- _EXERCISE A_
What cause did the original poster in the forum thread find for the PS3 not displaying 1080p?

# [SOLVED] PS3 not showing 1080p



## Scuz (Aug 1, 2008)

Ok basically Im a PC technician and need help with me TV and PS3 set up. I have plugged the Playstation 3 into my LG scarlet 42' Full hd tv.I'm using a top of the range HDMI cable... When I load it up, its fine and I go to Display settings, HDmi go to next do automatic, get invalid format ??? go to custom turn on 1080p invaild format???? wont display my screen at 1080p but will at 1080i and 720p..... any ideas why this is??? 

Tried a Blu ray movie and didn't no whether it was 720p or 1080p is there a way to find out which one its displaying at??


----------



## yustr (Sep 27, 2004)

*Re: PS3 not showing 1080p*

You have to go into the PS3 menu and set it to output 1080p. If you get stuck somewhere with no picture, you can try holding the PS3 power button for 5 seconds and that will reset the output to default. Then you can start over. (Lesson learned the hard way.)


----------



## Scuz (Aug 1, 2008)

*Re: PS3 not showing 1080p*

lol... I already said i did that and thats way im asking you lol but I figured it out hdmi cable didnt support 1080p


----------



## yustr (Sep 27, 2004)

*Re: PS3 not showing 1080p*

Sorry I missed that in your post. I was thinking you were referring to the TV settings. Glad you got it figured out.

We'll mark this one solved.


----------

- _Stored data entries_
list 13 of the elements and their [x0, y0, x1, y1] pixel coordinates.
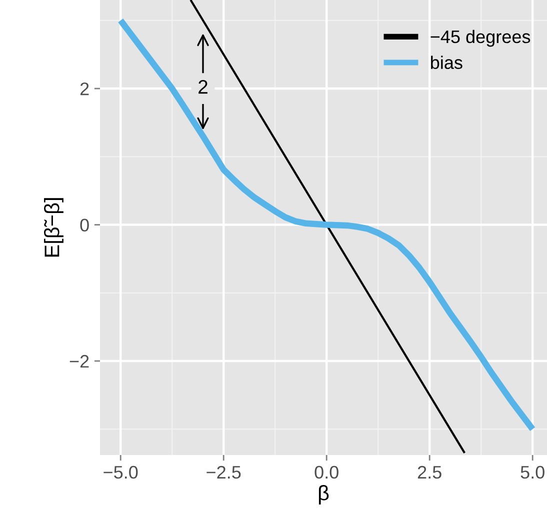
y-axis-title: E[β̃−β]: [44, 198, 64, 257]
y-tick-label: 2: [80, 82, 89, 96]
legend-label: bias: [431, 56, 462, 70]
annotation: 2: [198, 80, 208, 94]
y-tick-label: 0: [80, 218, 89, 232]
y-tick-label: −2: [70, 354, 89, 368]
x-tick-label: 2.5: [418, 466, 442, 479]
x-tick-label: −2.5: [206, 466, 241, 479]
x-tick-label: −5.0: [104, 466, 138, 479]
x-tick-label: 5.0: [520, 466, 544, 479]
x-axis-title: β: [318, 485, 329, 504]
x-tick-label: 0.0: [314, 466, 338, 479]
legend-label: −45 degrees: [430, 30, 530, 47]
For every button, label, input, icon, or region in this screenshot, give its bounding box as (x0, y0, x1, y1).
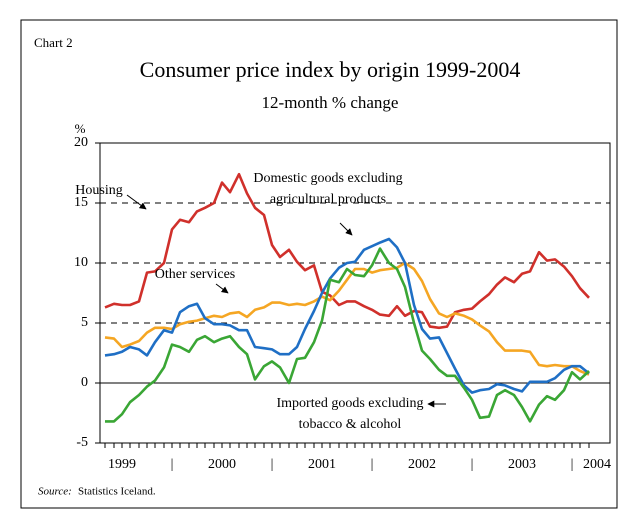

- _EXERCISE B_
In the listing, swap "pixel coordinates" for "positions" in the lines running from the start of the listing through the line containing "x-axis-title: β: [318, 485, 329, 504]". Return only those lines, with everything else unchanged and the pictures left out.

- _CORRECT RESULT A_
The HDMI cable didn't support 1080p.

- _CORRECT RESULT B_
list 13 of the elements and their [x0, y0, x1, y1] positions.
y-axis-title: E[β̃−β]: [44, 198, 64, 257]
y-tick-label: 2: [80, 82, 89, 96]
legend-label: bias: [431, 56, 462, 70]
annotation: 2: [198, 80, 208, 94]
y-tick-label: 0: [80, 218, 89, 232]
y-tick-label: −2: [70, 354, 89, 368]
x-tick-label: 2.5: [418, 466, 442, 479]
x-tick-label: −2.5: [206, 466, 241, 479]
x-tick-label: −5.0: [104, 466, 138, 479]
x-tick-label: 5.0: [520, 466, 544, 479]
x-axis-title: β: [318, 485, 329, 504]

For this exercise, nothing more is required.